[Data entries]
╭──

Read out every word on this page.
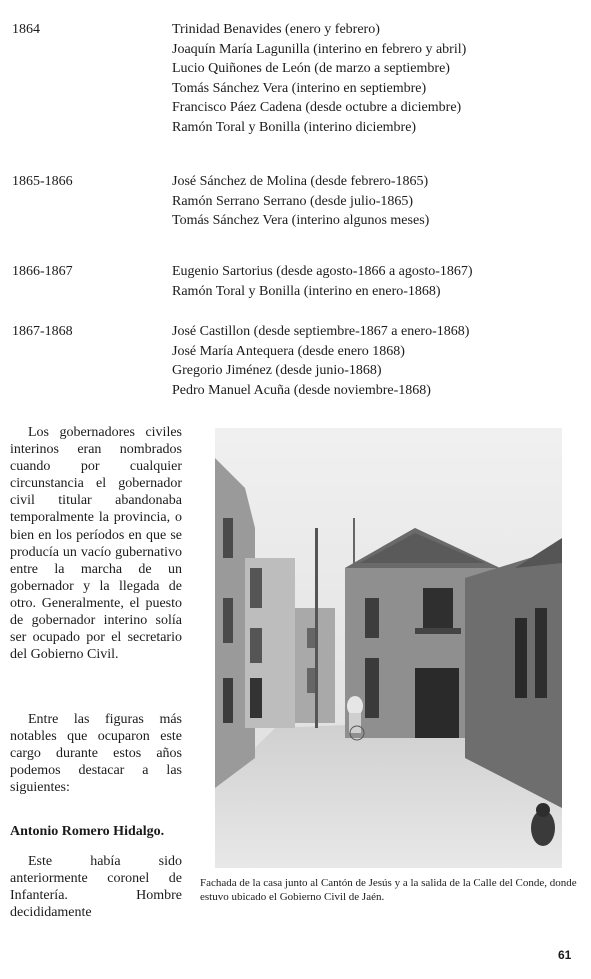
1864	Trinidad Benavides (enero y febrero)
Joaquín María Lagunilla (interino en febrero y abril)
Lucio Quiñones de León (de marzo a septiembre)
Tomás Sánchez Vera (interino en septiembre)
Francisco Páez Cadena (desde octubre a diciembre)
Ramón Toral y Bonilla (interino diciembre)
1865-1866	José Sánchez de Molina (desde febrero-1865)
Ramón Serrano Serrano (desde julio-1865)
Tomás Sánchez Vera (interino algunos meses)
1866-1867	Eugenio Sartorius (desde agosto-1866 a agosto-1867)
Ramón Toral y Bonilla (interino en enero-1868)
1867-1868	José Castillon (desde septiembre-1867 a enero-1868)
José María Antequera (desde enero 1868)
Gregorio Jiménez (desde junio-1868)
Pedro Manuel Acuña (desde noviembre-1868)

Los gobernadores civiles interinos eran nombrados cuando por cualquier circunstancia el gobernador civil titular abandonaba temporalmente la provincia, o bien en los períodos en que se producía un vacío gubernativo entre la marcha de un gobernador y la llegada de otro. Generalmente, el puesto de gobernador interino solía ser ocupado por el secretario del Gobierno Civil.

Entre las figuras más notables que ocuparon este cargo durante estos años podemos destacar a las siguientes:

Antonio Romero Hidalgo.

Este había sido anteriormente coronel de Infantería. Hombre decididamente

Fachada de la casa junto al Cantón de Jesús y a la salida de la Calle del Conde, donde estuvo ubicado el Gobierno Civil de Jaén.

61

╰──

Across the entries, how many lines hold the word "interino"? Say only the number.

6